List all lines of the data that include the string "водоотведения".

STORED ROWS =>
———

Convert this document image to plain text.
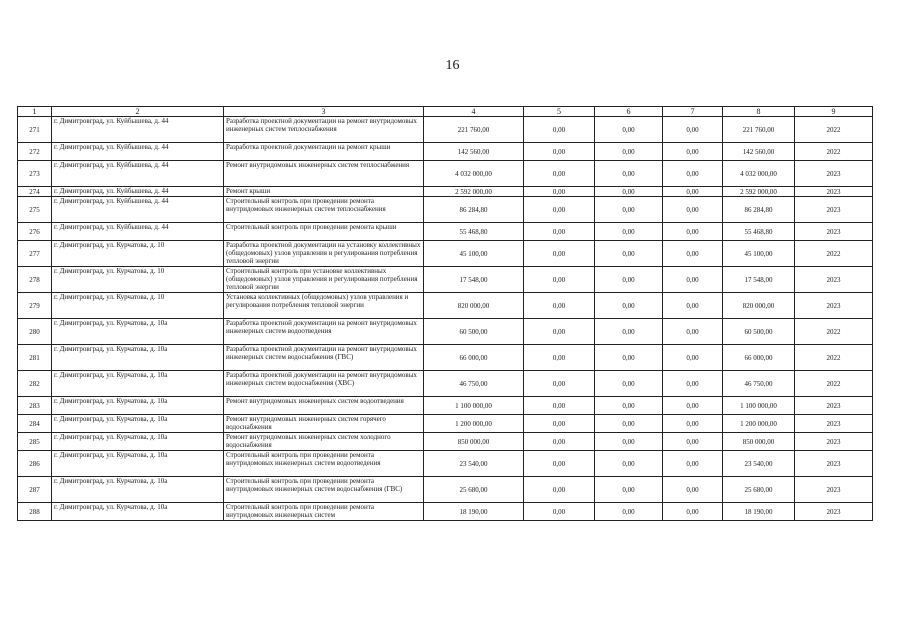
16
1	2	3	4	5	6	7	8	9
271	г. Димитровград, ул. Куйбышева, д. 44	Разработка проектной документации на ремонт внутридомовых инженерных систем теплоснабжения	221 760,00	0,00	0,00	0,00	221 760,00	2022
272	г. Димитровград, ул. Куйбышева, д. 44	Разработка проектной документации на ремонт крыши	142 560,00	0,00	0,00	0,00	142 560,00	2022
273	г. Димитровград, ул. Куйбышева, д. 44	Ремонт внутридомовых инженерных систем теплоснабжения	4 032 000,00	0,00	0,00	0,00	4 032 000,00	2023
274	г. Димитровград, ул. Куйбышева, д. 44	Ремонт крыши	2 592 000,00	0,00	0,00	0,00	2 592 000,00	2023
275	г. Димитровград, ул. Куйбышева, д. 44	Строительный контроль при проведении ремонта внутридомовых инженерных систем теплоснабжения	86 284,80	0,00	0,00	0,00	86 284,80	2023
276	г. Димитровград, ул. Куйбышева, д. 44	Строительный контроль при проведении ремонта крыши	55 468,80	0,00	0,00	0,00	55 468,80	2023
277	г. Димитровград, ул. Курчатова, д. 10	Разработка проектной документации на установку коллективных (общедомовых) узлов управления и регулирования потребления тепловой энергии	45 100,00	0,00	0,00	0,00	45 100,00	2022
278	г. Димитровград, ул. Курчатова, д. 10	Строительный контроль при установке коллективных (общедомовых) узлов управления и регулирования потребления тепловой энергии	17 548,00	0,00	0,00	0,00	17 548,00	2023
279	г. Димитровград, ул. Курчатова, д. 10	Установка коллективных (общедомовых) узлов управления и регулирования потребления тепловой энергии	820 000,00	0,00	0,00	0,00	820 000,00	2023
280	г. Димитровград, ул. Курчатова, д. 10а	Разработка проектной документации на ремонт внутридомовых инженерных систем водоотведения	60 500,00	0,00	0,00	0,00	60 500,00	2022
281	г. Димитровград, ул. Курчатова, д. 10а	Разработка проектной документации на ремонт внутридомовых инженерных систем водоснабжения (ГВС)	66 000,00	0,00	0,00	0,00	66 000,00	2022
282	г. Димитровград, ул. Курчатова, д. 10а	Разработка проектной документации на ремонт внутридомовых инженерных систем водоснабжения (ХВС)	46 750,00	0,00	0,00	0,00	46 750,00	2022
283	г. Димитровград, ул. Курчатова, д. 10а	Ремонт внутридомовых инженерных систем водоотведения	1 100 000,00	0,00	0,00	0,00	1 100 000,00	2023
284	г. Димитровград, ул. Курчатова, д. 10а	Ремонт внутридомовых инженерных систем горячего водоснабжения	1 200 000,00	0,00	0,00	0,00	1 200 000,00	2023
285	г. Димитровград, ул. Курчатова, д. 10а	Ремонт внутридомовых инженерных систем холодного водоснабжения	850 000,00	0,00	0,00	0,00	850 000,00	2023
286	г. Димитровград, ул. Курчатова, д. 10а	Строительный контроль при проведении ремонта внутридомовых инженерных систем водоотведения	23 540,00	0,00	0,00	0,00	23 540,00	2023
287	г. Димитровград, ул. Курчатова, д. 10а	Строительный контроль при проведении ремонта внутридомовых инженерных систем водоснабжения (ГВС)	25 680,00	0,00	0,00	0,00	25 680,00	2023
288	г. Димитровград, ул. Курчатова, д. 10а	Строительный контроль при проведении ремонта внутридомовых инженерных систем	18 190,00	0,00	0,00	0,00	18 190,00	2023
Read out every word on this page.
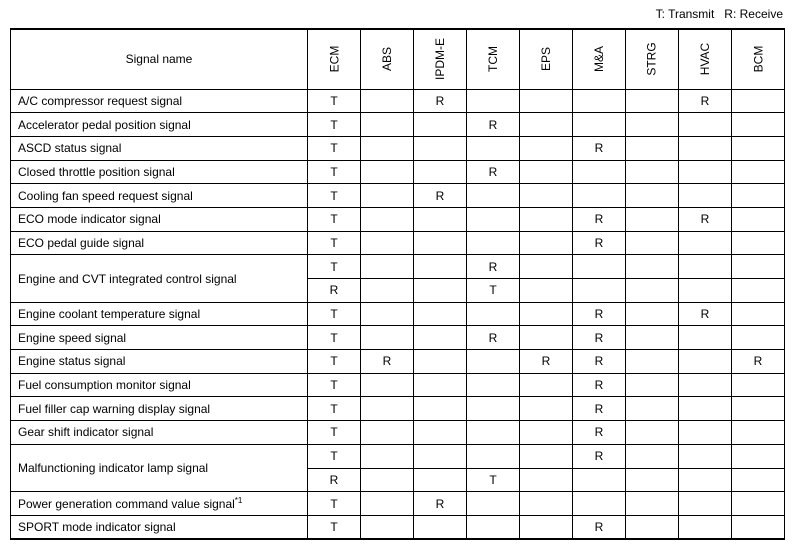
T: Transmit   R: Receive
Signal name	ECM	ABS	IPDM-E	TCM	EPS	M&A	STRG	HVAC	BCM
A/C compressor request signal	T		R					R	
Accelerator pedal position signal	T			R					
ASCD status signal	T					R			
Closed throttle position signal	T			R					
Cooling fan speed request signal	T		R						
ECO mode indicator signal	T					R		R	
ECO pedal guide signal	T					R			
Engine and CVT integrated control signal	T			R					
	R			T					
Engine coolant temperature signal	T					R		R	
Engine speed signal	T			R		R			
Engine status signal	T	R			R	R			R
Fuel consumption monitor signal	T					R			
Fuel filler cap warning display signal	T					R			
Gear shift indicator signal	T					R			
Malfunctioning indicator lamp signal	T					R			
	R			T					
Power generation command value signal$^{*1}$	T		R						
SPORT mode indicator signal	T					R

———

RESULT =>
280	г. Димитровград, ул. Курчатова, д. 10а	Разработка проектной документации на ремонт внутридомовых инженерных систем водоотведения	60 500,00	0,00	0,00	0,00	60 500,00	2022
283	г. Димитровград, ул. Курчатова, д. 10а	Ремонт внутридомовых инженерных систем водоотведения	1 100 000,00	0,00	0,00	0,00	1 100 000,00	2023
286	г. Димитровград, ул. Курчатова, д. 10а	Строительный контроль при проведении ремонта внутридомовых инженерных систем водоотведения	23 540,00	0,00	0,00	0,00	23 540,00	2023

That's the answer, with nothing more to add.